(Data to use)
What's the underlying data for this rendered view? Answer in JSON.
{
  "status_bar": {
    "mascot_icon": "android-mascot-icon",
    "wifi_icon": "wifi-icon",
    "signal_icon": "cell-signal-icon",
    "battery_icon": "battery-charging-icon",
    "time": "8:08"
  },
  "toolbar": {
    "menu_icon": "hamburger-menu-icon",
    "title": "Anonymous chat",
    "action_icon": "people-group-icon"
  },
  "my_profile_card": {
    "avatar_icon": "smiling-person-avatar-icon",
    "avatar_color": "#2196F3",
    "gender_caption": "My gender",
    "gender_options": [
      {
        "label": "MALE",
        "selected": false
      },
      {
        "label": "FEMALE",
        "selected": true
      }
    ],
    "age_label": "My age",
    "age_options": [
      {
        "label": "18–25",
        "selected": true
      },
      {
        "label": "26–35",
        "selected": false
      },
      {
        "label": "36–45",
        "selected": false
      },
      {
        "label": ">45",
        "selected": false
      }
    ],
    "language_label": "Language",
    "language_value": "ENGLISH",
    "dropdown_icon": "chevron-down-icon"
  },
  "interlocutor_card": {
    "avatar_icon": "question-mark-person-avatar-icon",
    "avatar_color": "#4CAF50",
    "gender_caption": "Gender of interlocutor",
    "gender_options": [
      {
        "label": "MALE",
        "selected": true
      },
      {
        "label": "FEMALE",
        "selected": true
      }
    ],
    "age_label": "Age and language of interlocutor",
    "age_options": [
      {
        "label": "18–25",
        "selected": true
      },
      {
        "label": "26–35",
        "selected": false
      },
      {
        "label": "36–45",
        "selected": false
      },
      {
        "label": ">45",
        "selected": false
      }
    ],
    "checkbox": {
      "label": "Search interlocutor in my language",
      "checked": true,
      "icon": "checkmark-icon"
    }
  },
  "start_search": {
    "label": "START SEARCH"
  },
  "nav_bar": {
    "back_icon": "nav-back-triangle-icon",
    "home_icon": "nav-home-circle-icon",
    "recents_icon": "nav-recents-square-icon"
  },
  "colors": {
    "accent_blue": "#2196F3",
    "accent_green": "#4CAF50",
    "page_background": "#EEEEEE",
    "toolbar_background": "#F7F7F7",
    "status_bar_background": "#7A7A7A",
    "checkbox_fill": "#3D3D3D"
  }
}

(Goal) In the records above, how many lines contain the word "person"? Give the number alone.

(Complete answer) 2